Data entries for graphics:
———

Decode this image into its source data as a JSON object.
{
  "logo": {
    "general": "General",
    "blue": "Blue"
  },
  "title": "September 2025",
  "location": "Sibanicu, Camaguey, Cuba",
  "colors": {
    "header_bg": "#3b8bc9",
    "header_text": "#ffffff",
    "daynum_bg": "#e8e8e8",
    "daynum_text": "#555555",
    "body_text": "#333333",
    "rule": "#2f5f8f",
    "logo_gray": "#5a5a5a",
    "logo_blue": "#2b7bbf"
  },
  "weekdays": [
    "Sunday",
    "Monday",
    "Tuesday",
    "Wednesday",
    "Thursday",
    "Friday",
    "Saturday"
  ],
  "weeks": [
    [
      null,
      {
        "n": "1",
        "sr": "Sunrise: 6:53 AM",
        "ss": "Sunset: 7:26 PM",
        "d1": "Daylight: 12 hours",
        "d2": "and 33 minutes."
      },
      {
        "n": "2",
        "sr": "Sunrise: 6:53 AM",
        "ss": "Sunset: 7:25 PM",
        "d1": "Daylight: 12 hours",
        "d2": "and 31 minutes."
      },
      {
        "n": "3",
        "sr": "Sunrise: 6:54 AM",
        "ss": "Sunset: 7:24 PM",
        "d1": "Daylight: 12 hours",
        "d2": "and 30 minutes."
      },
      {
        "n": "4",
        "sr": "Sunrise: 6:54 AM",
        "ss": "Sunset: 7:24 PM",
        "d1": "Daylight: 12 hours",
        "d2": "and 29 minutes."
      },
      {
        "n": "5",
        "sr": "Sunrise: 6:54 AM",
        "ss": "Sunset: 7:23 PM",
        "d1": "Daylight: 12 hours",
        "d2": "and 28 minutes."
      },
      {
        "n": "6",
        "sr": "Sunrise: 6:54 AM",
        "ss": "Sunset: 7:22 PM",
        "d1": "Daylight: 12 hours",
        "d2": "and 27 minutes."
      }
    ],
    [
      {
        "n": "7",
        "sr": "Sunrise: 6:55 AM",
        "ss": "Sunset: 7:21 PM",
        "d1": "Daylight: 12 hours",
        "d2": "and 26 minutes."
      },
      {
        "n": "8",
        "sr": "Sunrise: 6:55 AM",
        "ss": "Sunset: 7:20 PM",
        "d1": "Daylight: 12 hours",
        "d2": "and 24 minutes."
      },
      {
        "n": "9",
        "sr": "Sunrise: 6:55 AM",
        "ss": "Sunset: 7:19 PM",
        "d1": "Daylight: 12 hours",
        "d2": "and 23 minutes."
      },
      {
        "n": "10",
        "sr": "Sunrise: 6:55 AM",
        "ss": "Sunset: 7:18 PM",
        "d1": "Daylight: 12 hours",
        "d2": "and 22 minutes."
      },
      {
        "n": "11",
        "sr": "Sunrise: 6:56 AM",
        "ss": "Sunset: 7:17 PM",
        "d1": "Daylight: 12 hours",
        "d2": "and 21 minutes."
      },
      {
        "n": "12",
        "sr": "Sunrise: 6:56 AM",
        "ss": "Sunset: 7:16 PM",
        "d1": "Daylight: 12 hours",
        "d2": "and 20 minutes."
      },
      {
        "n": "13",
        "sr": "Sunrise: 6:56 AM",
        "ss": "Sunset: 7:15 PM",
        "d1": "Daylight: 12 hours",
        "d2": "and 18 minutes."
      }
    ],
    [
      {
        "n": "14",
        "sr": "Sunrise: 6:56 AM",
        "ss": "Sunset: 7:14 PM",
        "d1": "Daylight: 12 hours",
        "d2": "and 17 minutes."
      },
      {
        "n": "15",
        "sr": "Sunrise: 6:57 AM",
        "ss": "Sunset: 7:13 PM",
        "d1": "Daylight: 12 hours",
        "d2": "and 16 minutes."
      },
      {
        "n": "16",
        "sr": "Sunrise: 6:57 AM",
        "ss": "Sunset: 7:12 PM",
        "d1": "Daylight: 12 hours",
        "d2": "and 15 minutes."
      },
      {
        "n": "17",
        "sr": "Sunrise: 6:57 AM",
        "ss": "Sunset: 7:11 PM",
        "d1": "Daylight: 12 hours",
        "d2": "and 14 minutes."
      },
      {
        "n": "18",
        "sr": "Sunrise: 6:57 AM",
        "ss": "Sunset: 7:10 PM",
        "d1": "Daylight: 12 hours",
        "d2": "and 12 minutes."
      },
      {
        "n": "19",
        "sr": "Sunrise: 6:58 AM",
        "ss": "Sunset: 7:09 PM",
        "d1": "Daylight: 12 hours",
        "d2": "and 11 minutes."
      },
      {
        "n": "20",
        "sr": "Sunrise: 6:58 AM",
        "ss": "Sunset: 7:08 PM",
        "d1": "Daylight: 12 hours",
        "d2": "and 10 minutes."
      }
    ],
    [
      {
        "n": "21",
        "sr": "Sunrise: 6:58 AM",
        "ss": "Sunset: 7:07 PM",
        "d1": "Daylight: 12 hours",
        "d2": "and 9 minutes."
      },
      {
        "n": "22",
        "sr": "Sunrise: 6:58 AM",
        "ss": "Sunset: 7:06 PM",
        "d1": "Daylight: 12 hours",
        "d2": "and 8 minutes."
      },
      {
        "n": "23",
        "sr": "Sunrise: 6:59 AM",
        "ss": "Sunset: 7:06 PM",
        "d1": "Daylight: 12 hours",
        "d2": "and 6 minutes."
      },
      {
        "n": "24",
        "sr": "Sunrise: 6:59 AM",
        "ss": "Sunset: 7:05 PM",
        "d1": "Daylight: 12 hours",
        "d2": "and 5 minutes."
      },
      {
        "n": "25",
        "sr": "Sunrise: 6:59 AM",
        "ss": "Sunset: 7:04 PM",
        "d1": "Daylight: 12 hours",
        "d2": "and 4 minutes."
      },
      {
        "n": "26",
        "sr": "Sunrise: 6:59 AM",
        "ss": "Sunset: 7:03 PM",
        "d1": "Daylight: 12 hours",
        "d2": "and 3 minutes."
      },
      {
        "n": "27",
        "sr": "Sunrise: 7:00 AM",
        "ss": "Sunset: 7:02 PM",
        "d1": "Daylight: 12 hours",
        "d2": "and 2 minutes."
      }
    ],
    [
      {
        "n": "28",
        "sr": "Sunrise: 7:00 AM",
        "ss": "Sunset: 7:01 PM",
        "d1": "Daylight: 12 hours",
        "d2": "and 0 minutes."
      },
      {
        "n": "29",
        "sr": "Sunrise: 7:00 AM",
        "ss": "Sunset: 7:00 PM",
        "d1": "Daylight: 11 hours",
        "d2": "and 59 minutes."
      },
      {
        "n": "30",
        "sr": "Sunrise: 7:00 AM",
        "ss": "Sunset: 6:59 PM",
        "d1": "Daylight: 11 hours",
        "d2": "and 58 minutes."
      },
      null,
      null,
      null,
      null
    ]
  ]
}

———

• [What the task requires] Extract the full listing above without altering anything.

• [Solved exercise]
Decode this image into its source data as a JSON object.
{
  "logo": {
    "general": "General",
    "blue": "Blue"
  },
  "title": "September 2025",
  "location": "Sibanicu, Camaguey, Cuba",
  "colors": {
    "header_bg": "#3b8bc9",
    "header_text": "#ffffff",
    "daynum_bg": "#e8e8e8",
    "daynum_text": "#555555",
    "body_text": "#333333",
    "rule": "#2f5f8f",
    "logo_gray": "#5a5a5a",
    "logo_blue": "#2b7bbf"
  },
  "weekdays": [
    "Sunday",
    "Monday",
    "Tuesday",
    "Wednesday",
    "Thursday",
    "Friday",
    "Saturday"
  ],
  "weeks": [
    [
      null,
      {
        "n": "1",
        "sr": "Sunrise: 6:53 AM",
        "ss": "Sunset: 7:26 PM",
        "d1": "Daylight: 12 hours",
        "d2": "and 33 minutes."
      },
      {
        "n": "2",
        "sr": "Sunrise: 6:53 AM",
        "ss": "Sunset: 7:25 PM",
        "d1": "Daylight: 12 hours",
        "d2": "and 31 minutes."
      },
      {
        "n": "3",
        "sr": "Sunrise: 6:54 AM",
        "ss": "Sunset: 7:24 PM",
        "d1": "Daylight: 12 hours",
        "d2": "and 30 minutes."
      },
      {
        "n": "4",
        "sr": "Sunrise: 6:54 AM",
        "ss": "Sunset: 7:24 PM",
        "d1": "Daylight: 12 hours",
        "d2": "and 29 minutes."
      },
      {
        "n": "5",
        "sr": "Sunrise: 6:54 AM",
        "ss": "Sunset: 7:23 PM",
        "d1": "Daylight: 12 hours",
        "d2": "and 28 minutes."
      },
      {
        "n": "6",
        "sr": "Sunrise: 6:54 AM",
        "ss": "Sunset: 7:22 PM",
        "d1": "Daylight: 12 hours",
        "d2": "and 27 minutes."
      }
    ],
    [
      {
        "n": "7",
        "sr": "Sunrise: 6:55 AM",
        "ss": "Sunset: 7:21 PM",
        "d1": "Daylight: 12 hours",
        "d2": "and 26 minutes."
      },
      {
        "n": "8",
        "sr": "Sunrise: 6:55 AM",
        "ss": "Sunset: 7:20 PM",
        "d1": "Daylight: 12 hours",
        "d2": "and 24 minutes."
      },
      {
        "n": "9",
        "sr": "Sunrise: 6:55 AM",
        "ss": "Sunset: 7:19 PM",
        "d1": "Daylight: 12 hours",
        "d2": "and 23 minutes."
      },
      {
        "n": "10",
        "sr": "Sunrise: 6:55 AM",
        "ss": "Sunset: 7:18 PM",
        "d1": "Daylight: 12 hours",
        "d2": "and 22 minutes."
      },
      {
        "n": "11",
        "sr": "Sunrise: 6:56 AM",
        "ss": "Sunset: 7:17 PM",
        "d1": "Daylight: 12 hours",
        "d2": "and 21 minutes."
      },
      {
        "n": "12",
        "sr": "Sunrise: 6:56 AM",
        "ss": "Sunset: 7:16 PM",
        "d1": "Daylight: 12 hours",
        "d2": "and 20 minutes."
      },
      {
        "n": "13",
        "sr": "Sunrise: 6:56 AM",
        "ss": "Sunset: 7:15 PM",
        "d1": "Daylight: 12 hours",
        "d2": "and 18 minutes."
      }
    ],
    [
      {
        "n": "14",
        "sr": "Sunrise: 6:56 AM",
        "ss": "Sunset: 7:14 PM",
        "d1": "Daylight: 12 hours",
        "d2": "and 17 minutes."
      },
      {
        "n": "15",
        "sr": "Sunrise: 6:57 AM",
        "ss": "Sunset: 7:13 PM",
        "d1": "Daylight: 12 hours",
        "d2": "and 16 minutes."
      },
      {
        "n": "16",
        "sr": "Sunrise: 6:57 AM",
        "ss": "Sunset: 7:12 PM",
        "d1": "Daylight: 12 hours",
        "d2": "and 15 minutes."
      },
      {
        "n": "17",
        "sr": "Sunrise: 6:57 AM",
        "ss": "Sunset: 7:11 PM",
        "d1": "Daylight: 12 hours",
        "d2": "and 14 minutes."
      },
      {
        "n": "18",
        "sr": "Sunrise: 6:57 AM",
        "ss": "Sunset: 7:10 PM",
        "d1": "Daylight: 12 hours",
        "d2": "and 12 minutes."
      },
      {
        "n": "19",
        "sr": "Sunrise: 6:58 AM",
        "ss": "Sunset: 7:09 PM",
        "d1": "Daylight: 12 hours",
        "d2": "and 11 minutes."
      },
      {
        "n": "20",
        "sr": "Sunrise: 6:58 AM",
        "ss": "Sunset: 7:08 PM",
        "d1": "Daylight: 12 hours",
        "d2": "and 10 minutes."
      }
    ],
    [
      {
        "n": "21",
        "sr": "Sunrise: 6:58 AM",
        "ss": "Sunset: 7:07 PM",
        "d1": "Daylight: 12 hours",
        "d2": "and 9 minutes."
      },
      {
        "n": "22",
        "sr": "Sunrise: 6:58 AM",
        "ss": "Sunset: 7:06 PM",
        "d1": "Daylight: 12 hours",
        "d2": "and 8 minutes."
      },
      {
        "n": "23",
        "sr": "Sunrise: 6:59 AM",
        "ss": "Sunset: 7:06 PM",
        "d1": "Daylight: 12 hours",
        "d2": "and 6 minutes."
      },
      {
        "n": "24",
        "sr": "Sunrise: 6:59 AM",
        "ss": "Sunset: 7:05 PM",
        "d1": "Daylight: 12 hours",
        "d2": "and 5 minutes."
      },
      {
        "n": "25",
        "sr": "Sunrise: 6:59 AM",
        "ss": "Sunset: 7:04 PM",
        "d1": "Daylight: 12 hours",
        "d2": "and 4 minutes."
      },
      {
        "n": "26",
        "sr": "Sunrise: 6:59 AM",
        "ss": "Sunset: 7:03 PM",
        "d1": "Daylight: 12 hours",
        "d2": "and 3 minutes."
      },
      {
        "n": "27",
        "sr": "Sunrise: 7:00 AM",
        "ss": "Sunset: 7:02 PM",
        "d1": "Daylight: 12 hours",
        "d2": "and 2 minutes."
      }
    ],
    [
      {
        "n": "28",
        "sr": "Sunrise: 7:00 AM",
        "ss": "Sunset: 7:01 PM",
        "d1": "Daylight: 12 hours",
        "d2": "and 0 minutes."
      },
      {
        "n": "29",
        "sr": "Sunrise: 7:00 AM",
        "ss": "Sunset: 7:00 PM",
        "d1": "Daylight: 11 hours",
        "d2": "and 59 minutes."
      },
      {
        "n": "30",
        "sr": "Sunrise: 7:00 AM",
        "ss": "Sunset: 6:59 PM",
        "d1": "Daylight: 11 hours",
        "d2": "and 58 minutes."
      },
      null,
      null,
      null,
      null
    ]
  ]
}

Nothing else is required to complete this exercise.